§ YOUR TASK
Output every line exactly as written. Leave out pictures.

§ EXERCISE DATA
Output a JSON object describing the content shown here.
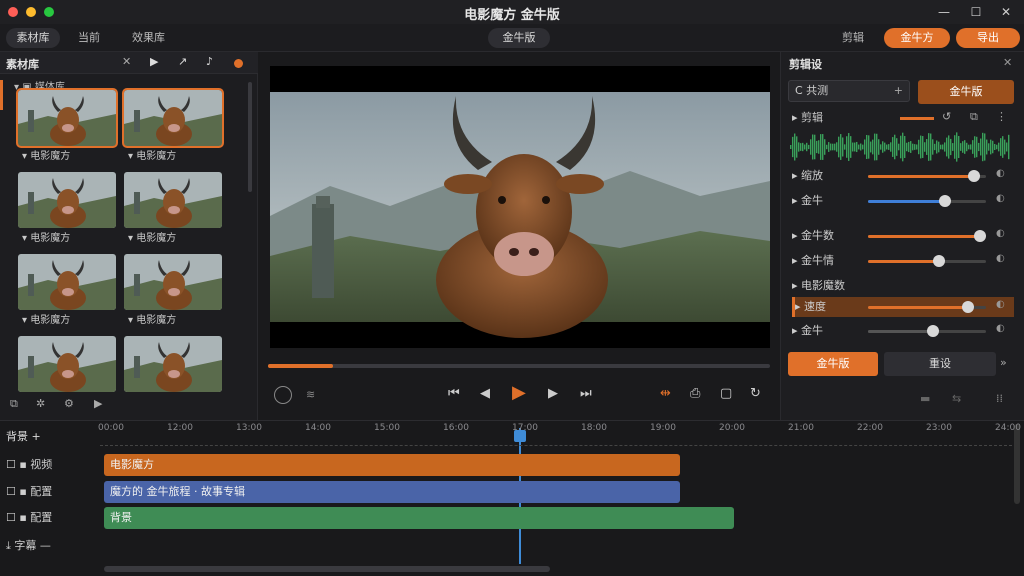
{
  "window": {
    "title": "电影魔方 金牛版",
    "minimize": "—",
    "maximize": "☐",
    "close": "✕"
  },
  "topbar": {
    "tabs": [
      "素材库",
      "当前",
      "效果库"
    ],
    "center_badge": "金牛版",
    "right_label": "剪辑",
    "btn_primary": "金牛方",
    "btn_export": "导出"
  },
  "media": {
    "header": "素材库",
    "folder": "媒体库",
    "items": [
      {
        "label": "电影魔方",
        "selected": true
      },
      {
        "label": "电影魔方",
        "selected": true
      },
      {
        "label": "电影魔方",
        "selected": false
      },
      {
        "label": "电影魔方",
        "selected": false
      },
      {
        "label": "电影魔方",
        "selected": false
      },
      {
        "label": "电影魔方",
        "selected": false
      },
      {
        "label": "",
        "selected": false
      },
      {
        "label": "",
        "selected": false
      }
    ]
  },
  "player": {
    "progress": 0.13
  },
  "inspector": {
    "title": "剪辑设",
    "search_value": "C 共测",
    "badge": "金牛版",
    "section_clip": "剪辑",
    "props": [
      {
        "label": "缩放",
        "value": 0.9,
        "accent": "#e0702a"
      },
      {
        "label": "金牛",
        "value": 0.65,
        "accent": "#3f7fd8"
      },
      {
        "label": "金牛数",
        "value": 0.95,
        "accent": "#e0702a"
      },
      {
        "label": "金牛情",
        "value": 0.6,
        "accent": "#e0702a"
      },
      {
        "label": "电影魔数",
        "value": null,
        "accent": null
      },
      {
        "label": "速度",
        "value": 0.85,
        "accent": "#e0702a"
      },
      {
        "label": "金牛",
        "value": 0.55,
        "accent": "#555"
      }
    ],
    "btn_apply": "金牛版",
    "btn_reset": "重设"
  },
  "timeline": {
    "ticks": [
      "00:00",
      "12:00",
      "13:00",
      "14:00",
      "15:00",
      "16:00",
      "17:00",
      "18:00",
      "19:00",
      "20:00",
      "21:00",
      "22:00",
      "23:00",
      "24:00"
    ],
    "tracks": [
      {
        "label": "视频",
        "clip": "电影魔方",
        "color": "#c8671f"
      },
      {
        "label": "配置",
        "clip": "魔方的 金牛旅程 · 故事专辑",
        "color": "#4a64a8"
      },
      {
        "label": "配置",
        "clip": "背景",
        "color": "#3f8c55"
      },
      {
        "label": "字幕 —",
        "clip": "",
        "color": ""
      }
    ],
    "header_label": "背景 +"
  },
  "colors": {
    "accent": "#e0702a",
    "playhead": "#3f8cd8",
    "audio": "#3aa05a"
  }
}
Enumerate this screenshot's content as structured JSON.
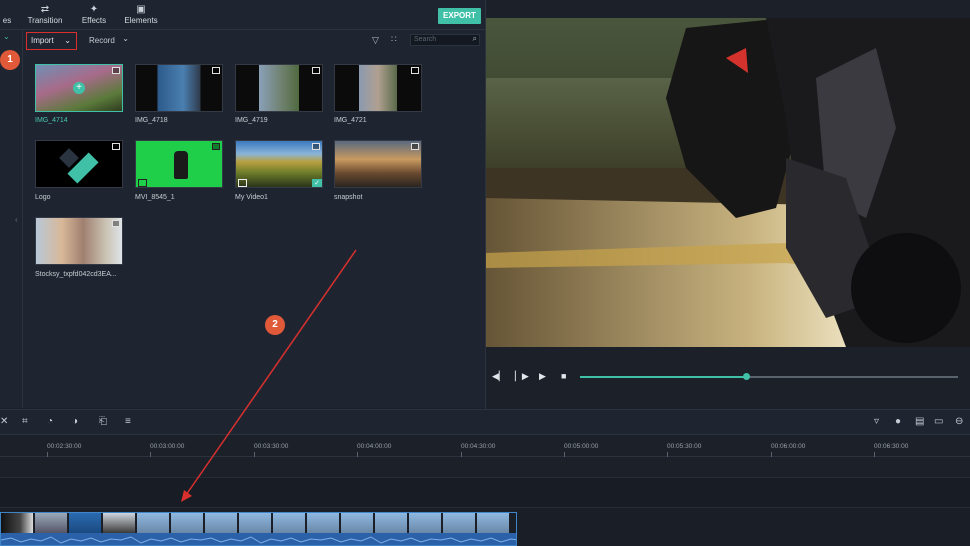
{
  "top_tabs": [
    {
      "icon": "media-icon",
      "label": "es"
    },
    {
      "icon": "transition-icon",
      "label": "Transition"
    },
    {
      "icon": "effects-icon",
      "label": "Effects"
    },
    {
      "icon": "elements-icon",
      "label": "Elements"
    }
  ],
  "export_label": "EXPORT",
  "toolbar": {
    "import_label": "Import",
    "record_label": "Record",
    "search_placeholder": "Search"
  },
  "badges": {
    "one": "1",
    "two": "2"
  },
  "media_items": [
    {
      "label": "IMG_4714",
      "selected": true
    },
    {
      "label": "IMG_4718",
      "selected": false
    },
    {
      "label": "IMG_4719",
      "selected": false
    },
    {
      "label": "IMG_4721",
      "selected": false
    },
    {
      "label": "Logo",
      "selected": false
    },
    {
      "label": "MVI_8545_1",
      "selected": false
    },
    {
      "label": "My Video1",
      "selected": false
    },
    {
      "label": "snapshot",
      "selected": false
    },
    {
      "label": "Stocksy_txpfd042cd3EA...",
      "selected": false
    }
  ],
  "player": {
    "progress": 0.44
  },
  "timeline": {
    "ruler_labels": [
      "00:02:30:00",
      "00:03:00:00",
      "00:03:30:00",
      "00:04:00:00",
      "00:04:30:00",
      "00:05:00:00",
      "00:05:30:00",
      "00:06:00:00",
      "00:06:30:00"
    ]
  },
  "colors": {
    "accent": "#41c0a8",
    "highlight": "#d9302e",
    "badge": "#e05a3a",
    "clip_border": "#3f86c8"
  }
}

§ THE COMPLETED TASK
Output a JSON object describing the content shown here.
{
  "window": {
    "title": "电影魔方 金牛版",
    "minimize": "—",
    "maximize": "☐",
    "close": "✕"
  },
  "topbar": {
    "tabs": [
      "素材库",
      "当前",
      "效果库"
    ],
    "center_badge": "金牛版",
    "right_label": "剪辑",
    "btn_primary": "金牛方",
    "btn_export": "导出"
  },
  "media": {
    "header": "素材库",
    "folder": "媒体库",
    "items": [
      {
        "label": "电影魔方",
        "selected": true
      },
      {
        "label": "电影魔方",
        "selected": true
      },
      {
        "label": "电影魔方",
        "selected": false
      },
      {
        "label": "电影魔方",
        "selected": false
      },
      {
        "label": "电影魔方",
        "selected": false
      },
      {
        "label": "电影魔方",
        "selected": false
      },
      {
        "label": "",
        "selected": false
      },
      {
        "label": "",
        "selected": false
      }
    ]
  },
  "player": {
    "progress": 0.13
  },
  "inspector": {
    "title": "剪辑设",
    "search_value": "C 共测",
    "badge": "金牛版",
    "section_clip": "剪辑",
    "props": [
      {
        "label": "缩放",
        "value": 0.9,
        "accent": "#e0702a"
      },
      {
        "label": "金牛",
        "value": 0.65,
        "accent": "#3f7fd8"
      },
      {
        "label": "金牛数",
        "value": 0.95,
        "accent": "#e0702a"
      },
      {
        "label": "金牛情",
        "value": 0.6,
        "accent": "#e0702a"
      },
      {
        "label": "电影魔数",
        "value": null,
        "accent": null
      },
      {
        "label": "速度",
        "value": 0.85,
        "accent": "#e0702a"
      },
      {
        "label": "金牛",
        "value": 0.55,
        "accent": "#555"
      }
    ],
    "btn_apply": "金牛版",
    "btn_reset": "重设"
  },
  "timeline": {
    "ticks": [
      "00:00",
      "12:00",
      "13:00",
      "14:00",
      "15:00",
      "16:00",
      "17:00",
      "18:00",
      "19:00",
      "20:00",
      "21:00",
      "22:00",
      "23:00",
      "24:00"
    ],
    "tracks": [
      {
        "label": "视频",
        "clip": "电影魔方",
        "color": "#c8671f"
      },
      {
        "label": "配置",
        "clip": "魔方的 金牛旅程 · 故事专辑",
        "color": "#4a64a8"
      },
      {
        "label": "配置",
        "clip": "背景",
        "color": "#3f8c55"
      },
      {
        "label": "字幕 —",
        "clip": "",
        "color": ""
      }
    ],
    "header_label": "背景 +"
  },
  "colors": {
    "accent": "#e0702a",
    "playhead": "#3f8cd8",
    "audio": "#3aa05a"
  }
}
Enumerate this screenshot's content as structured JSON.
{
  "top_tabs": [
    {
      "icon": "media-icon",
      "label": "es"
    },
    {
      "icon": "transition-icon",
      "label": "Transition"
    },
    {
      "icon": "effects-icon",
      "label": "Effects"
    },
    {
      "icon": "elements-icon",
      "label": "Elements"
    }
  ],
  "export_label": "EXPORT",
  "toolbar": {
    "import_label": "Import",
    "record_label": "Record",
    "search_placeholder": "Search"
  },
  "badges": {
    "one": "1",
    "two": "2"
  },
  "media_items": [
    {
      "label": "IMG_4714",
      "selected": true
    },
    {
      "label": "IMG_4718",
      "selected": false
    },
    {
      "label": "IMG_4719",
      "selected": false
    },
    {
      "label": "IMG_4721",
      "selected": false
    },
    {
      "label": "Logo",
      "selected": false
    },
    {
      "label": "MVI_8545_1",
      "selected": false
    },
    {
      "label": "My Video1",
      "selected": false
    },
    {
      "label": "snapshot",
      "selected": false
    },
    {
      "label": "Stocksy_txpfd042cd3EA...",
      "selected": false
    }
  ],
  "player": {
    "progress": 0.44
  },
  "timeline": {
    "ruler_labels": [
      "00:02:30:00",
      "00:03:00:00",
      "00:03:30:00",
      "00:04:00:00",
      "00:04:30:00",
      "00:05:00:00",
      "00:05:30:00",
      "00:06:00:00",
      "00:06:30:00"
    ]
  },
  "colors": {
    "accent": "#41c0a8",
    "highlight": "#d9302e",
    "badge": "#e05a3a",
    "clip_border": "#3f86c8"
  }
}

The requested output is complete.